BEGIN Supplied data

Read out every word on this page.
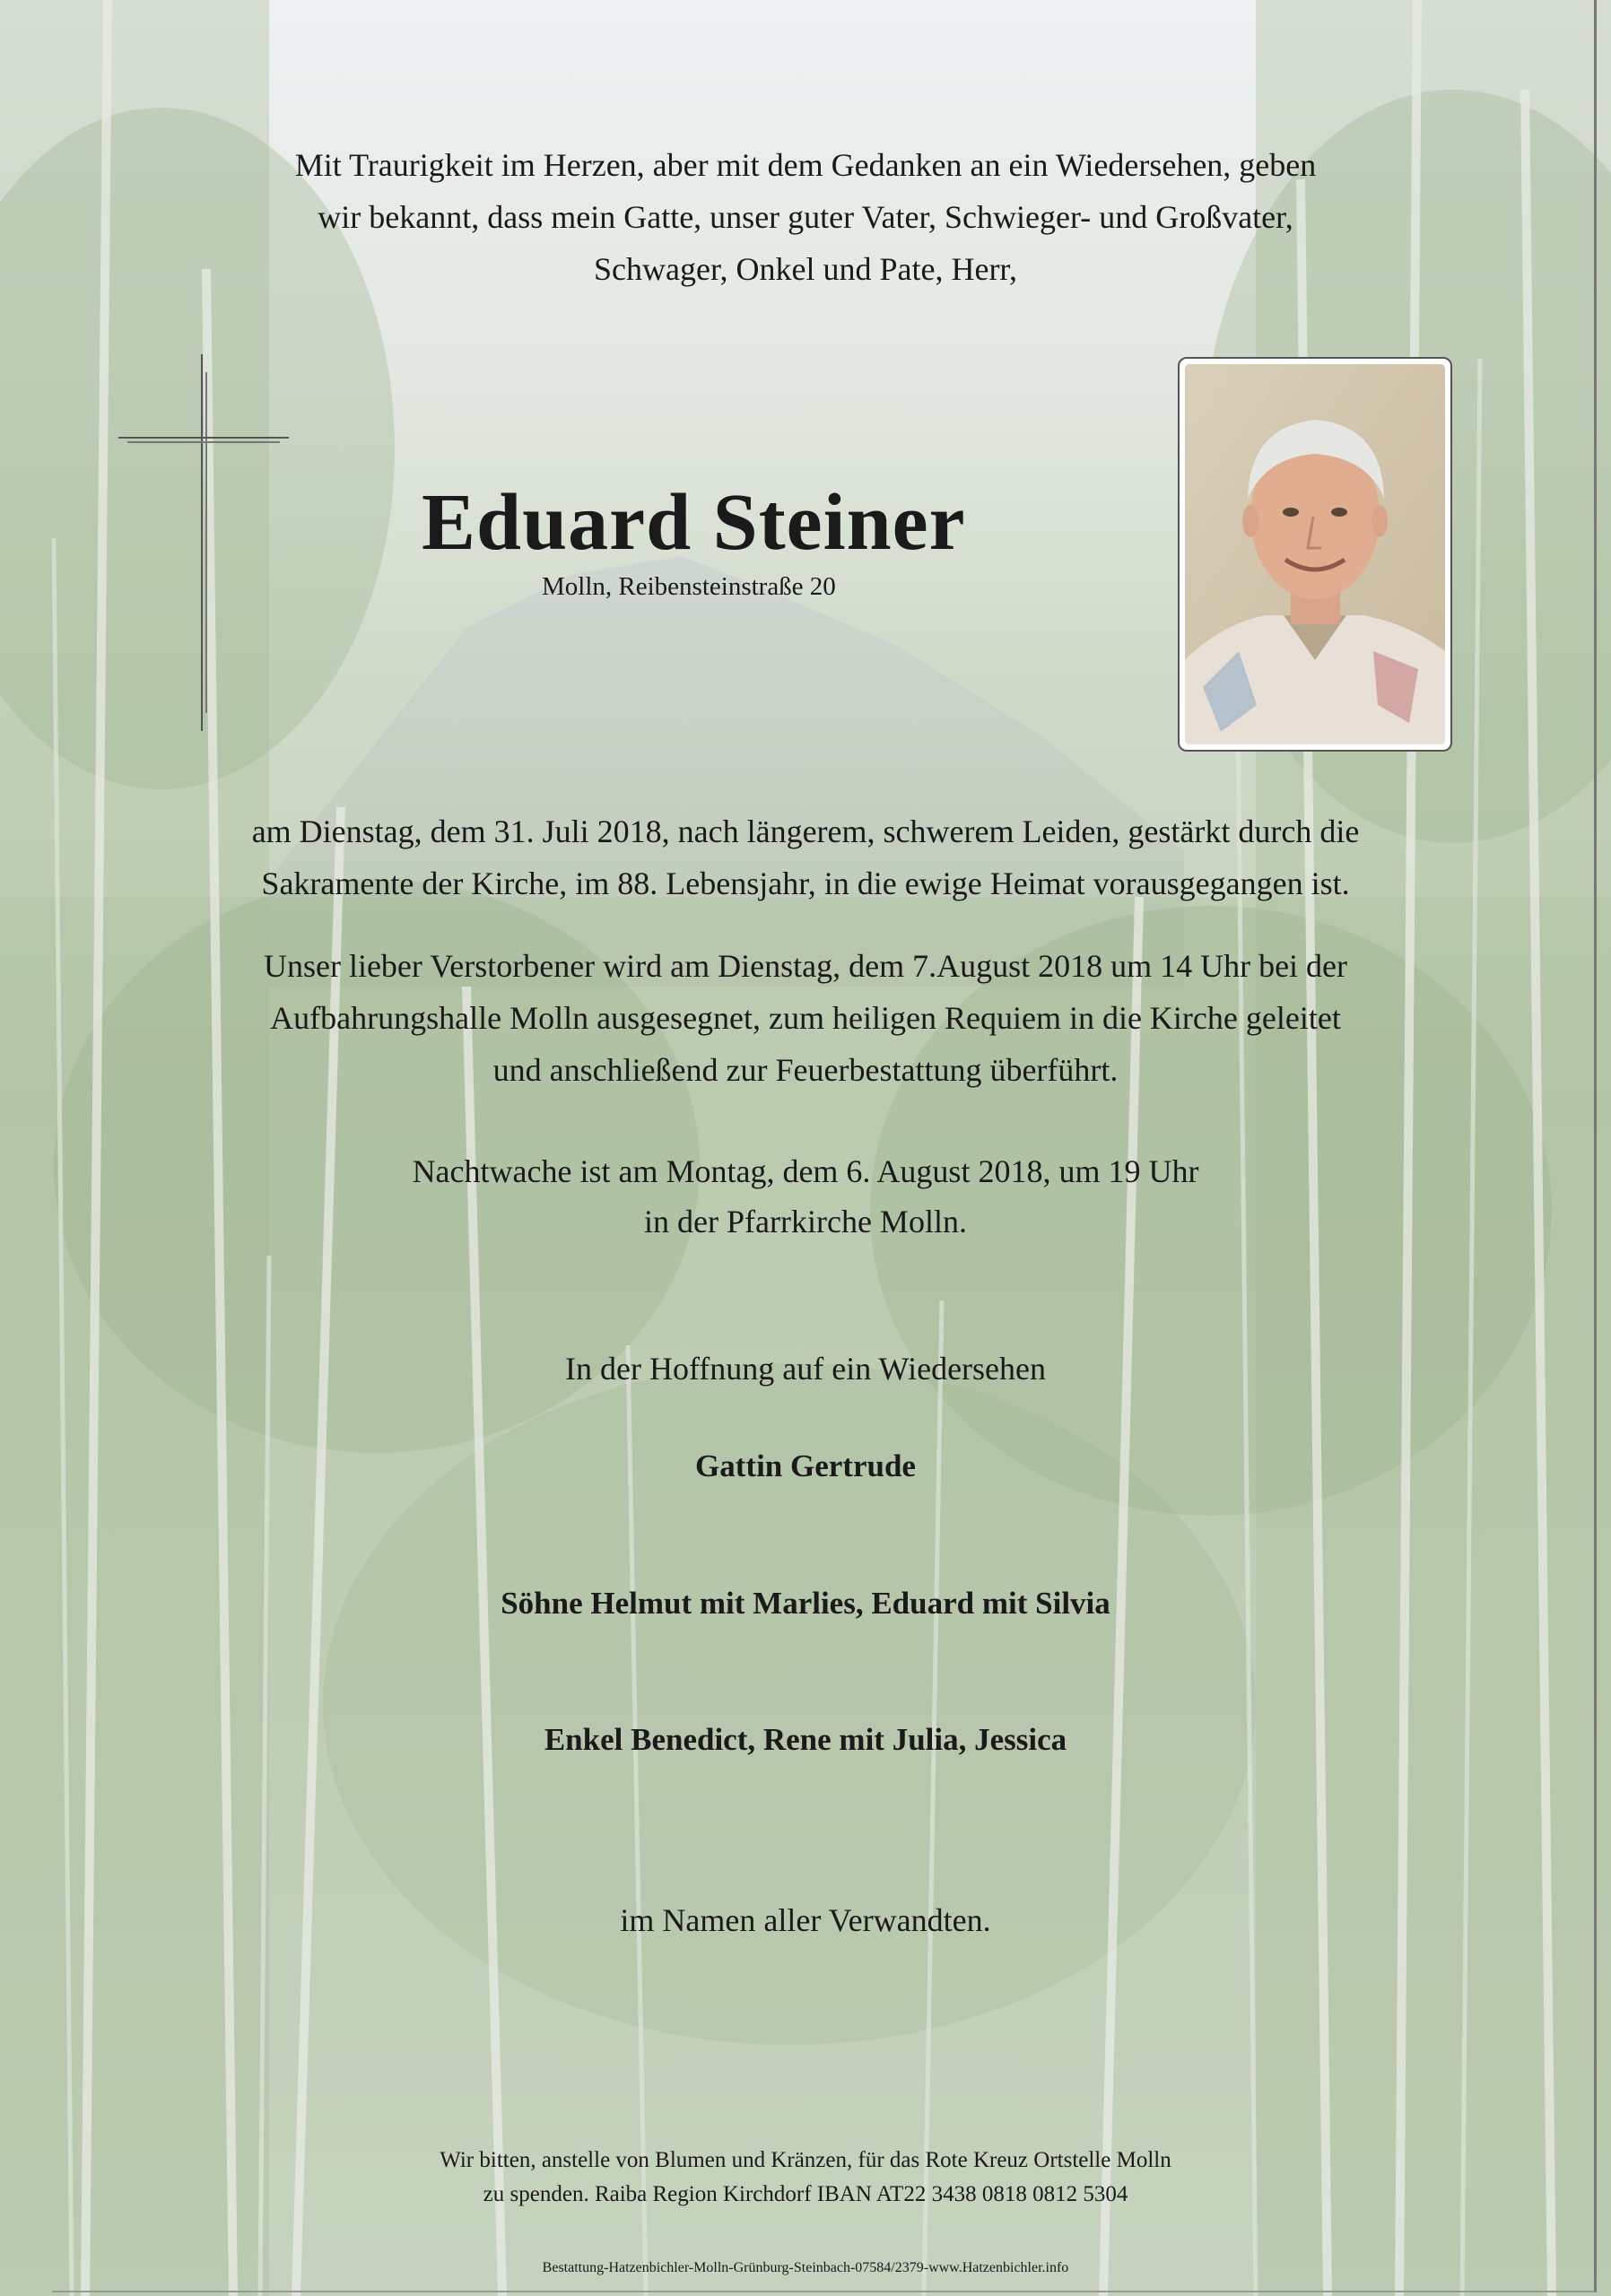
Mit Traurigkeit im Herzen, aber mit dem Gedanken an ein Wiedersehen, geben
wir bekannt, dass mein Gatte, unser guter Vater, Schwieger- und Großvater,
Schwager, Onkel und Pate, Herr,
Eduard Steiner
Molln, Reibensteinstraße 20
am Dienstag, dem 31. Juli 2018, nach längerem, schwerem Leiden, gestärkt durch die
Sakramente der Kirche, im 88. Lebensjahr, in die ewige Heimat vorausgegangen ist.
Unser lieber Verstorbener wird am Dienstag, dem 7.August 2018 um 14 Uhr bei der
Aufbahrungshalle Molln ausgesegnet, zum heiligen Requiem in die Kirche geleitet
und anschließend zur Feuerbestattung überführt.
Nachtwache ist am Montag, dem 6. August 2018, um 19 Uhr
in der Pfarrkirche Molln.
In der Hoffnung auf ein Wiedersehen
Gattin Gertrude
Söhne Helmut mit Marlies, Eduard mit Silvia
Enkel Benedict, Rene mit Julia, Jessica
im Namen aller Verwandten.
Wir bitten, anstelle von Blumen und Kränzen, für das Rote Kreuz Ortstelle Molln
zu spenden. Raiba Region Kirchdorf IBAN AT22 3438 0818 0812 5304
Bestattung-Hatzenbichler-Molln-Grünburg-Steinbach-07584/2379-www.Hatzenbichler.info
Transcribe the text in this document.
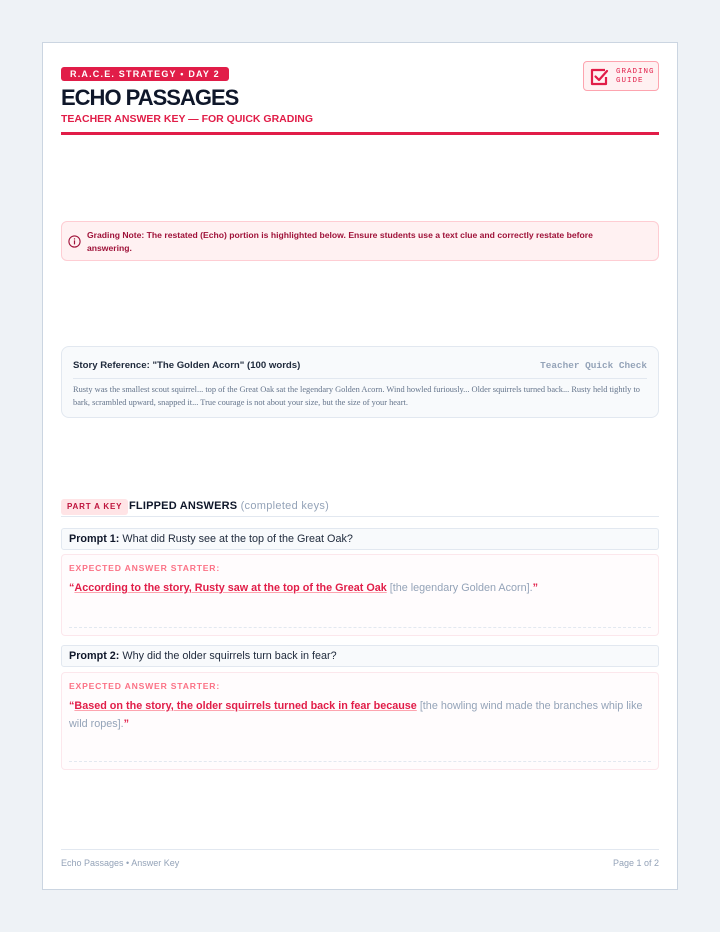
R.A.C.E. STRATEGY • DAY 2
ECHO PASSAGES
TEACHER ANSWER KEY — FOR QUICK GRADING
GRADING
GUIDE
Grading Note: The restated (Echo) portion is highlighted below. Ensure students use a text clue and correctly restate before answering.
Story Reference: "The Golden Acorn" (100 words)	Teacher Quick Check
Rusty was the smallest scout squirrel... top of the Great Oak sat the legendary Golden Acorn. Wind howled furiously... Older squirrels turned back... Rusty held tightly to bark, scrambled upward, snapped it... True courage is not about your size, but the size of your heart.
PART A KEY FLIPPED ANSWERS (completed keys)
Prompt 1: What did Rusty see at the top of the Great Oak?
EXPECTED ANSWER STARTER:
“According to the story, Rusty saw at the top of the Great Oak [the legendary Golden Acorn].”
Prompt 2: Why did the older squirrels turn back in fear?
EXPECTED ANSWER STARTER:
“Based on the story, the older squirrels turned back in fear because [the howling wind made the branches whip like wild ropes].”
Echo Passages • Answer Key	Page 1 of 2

END Supplied data

Goal
Look through the data and show every line containing "text".

Answer below
Transcribe the text in this document.
Grading Note: The restated (Echo) portion is highlighted below. Ensure students use a text clue and correctly restate before answering.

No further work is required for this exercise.